EXERCISE AIM: Copy every line in the records below that contains the word "Dona".

-- START --

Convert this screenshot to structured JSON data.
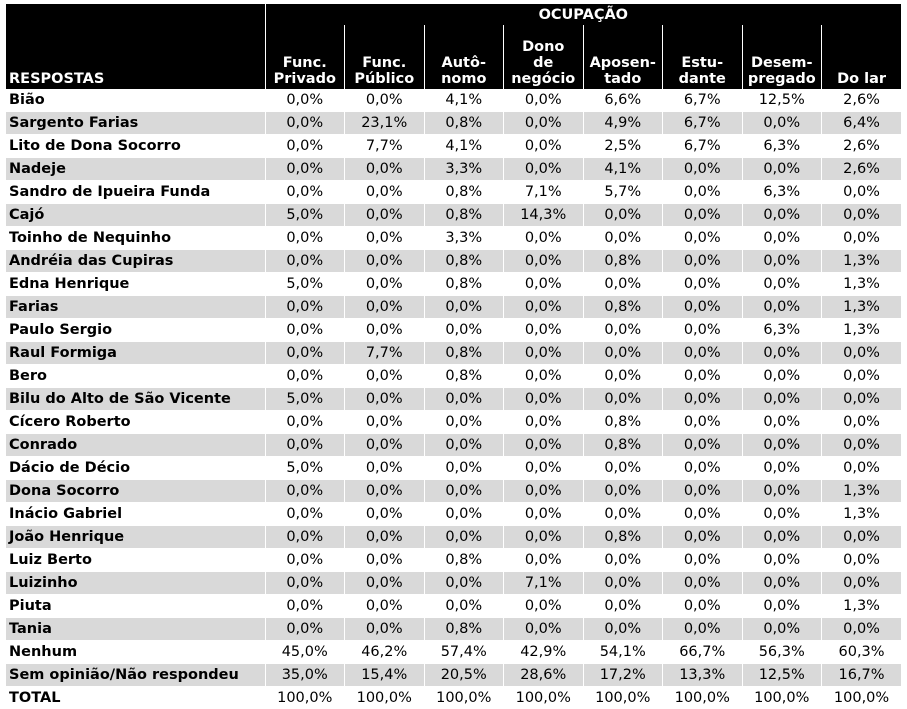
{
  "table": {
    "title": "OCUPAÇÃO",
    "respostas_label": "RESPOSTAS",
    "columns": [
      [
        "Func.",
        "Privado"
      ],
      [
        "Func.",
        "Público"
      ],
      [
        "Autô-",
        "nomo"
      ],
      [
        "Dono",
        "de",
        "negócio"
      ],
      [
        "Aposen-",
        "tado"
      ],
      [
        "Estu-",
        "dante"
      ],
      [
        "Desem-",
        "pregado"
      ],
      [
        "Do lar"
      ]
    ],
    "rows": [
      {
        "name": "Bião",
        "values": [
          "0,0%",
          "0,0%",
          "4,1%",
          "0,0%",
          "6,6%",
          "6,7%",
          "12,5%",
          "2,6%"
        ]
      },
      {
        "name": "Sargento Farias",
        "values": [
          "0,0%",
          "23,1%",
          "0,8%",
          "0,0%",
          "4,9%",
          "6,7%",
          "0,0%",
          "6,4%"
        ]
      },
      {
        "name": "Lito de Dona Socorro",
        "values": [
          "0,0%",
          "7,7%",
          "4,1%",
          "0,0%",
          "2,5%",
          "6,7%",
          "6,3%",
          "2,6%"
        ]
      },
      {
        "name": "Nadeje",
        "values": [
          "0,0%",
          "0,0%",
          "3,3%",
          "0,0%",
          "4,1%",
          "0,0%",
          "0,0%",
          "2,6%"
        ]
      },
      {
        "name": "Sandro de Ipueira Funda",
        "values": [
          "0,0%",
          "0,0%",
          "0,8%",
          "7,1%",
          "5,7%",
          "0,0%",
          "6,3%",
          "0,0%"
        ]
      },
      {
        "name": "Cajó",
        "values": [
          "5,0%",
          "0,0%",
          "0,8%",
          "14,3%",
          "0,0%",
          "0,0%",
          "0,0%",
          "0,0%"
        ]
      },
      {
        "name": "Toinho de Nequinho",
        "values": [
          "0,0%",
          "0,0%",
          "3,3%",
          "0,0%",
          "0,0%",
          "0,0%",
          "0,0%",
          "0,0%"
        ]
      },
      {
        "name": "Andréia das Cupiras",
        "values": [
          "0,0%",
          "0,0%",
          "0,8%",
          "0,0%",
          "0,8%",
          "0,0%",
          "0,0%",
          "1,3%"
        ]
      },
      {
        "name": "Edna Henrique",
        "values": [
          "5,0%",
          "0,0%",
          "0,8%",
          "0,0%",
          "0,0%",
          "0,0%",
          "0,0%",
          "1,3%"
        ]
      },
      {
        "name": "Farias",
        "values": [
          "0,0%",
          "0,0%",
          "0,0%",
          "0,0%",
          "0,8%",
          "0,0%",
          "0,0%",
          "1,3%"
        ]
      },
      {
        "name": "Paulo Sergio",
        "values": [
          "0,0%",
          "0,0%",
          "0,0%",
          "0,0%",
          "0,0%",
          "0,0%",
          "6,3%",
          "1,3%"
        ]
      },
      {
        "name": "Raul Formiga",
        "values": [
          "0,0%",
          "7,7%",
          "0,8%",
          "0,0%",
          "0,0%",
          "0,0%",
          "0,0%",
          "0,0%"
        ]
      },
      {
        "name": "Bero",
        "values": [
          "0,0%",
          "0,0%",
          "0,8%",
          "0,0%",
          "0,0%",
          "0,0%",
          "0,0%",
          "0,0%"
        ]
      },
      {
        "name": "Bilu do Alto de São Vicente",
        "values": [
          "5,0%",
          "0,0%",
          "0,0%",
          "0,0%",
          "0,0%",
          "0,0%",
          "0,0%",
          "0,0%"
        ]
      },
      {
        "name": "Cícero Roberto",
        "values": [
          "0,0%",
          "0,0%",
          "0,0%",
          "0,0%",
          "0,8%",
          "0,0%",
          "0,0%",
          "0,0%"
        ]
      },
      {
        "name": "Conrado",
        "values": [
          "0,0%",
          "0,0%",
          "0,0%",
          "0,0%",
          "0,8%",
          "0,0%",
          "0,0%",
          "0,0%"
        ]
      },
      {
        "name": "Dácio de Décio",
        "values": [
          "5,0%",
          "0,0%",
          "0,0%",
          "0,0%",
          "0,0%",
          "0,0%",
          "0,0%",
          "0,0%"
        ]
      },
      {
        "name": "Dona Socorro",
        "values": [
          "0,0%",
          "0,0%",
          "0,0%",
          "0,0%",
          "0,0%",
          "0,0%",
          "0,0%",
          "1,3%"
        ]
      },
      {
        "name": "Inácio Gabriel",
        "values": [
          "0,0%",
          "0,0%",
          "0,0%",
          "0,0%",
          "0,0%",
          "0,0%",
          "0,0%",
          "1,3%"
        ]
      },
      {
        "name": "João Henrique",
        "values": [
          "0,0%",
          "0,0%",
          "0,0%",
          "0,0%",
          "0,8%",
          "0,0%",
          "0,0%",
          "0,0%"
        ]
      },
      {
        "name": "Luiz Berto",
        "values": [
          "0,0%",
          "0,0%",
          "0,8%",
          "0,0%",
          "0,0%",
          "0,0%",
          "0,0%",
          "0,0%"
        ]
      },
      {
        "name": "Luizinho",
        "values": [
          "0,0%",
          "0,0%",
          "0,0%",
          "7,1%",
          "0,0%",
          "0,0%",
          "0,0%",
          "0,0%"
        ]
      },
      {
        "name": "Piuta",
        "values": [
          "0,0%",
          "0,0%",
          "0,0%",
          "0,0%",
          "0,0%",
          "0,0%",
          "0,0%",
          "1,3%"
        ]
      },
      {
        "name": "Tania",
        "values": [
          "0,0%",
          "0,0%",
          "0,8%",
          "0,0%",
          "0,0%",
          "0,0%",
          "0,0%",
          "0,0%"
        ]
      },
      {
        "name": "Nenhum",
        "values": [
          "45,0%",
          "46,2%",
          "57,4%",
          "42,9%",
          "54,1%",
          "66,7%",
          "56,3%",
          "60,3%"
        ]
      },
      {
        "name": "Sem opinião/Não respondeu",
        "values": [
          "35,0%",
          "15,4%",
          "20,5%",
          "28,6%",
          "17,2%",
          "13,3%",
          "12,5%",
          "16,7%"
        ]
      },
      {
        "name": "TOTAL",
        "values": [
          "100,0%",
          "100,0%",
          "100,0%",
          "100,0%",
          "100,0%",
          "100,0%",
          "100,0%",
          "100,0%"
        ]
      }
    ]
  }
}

-- END --
-- START --

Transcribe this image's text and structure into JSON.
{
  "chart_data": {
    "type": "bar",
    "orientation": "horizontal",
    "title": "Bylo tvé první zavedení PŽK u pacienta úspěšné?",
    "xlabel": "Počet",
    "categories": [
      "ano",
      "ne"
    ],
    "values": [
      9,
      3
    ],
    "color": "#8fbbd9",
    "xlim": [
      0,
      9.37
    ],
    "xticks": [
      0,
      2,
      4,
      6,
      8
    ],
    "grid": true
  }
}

-- END --

EXERCISE RESPONSE:
        "name": "Lito de Dona Socorro",
        "name": "Dona Socorro",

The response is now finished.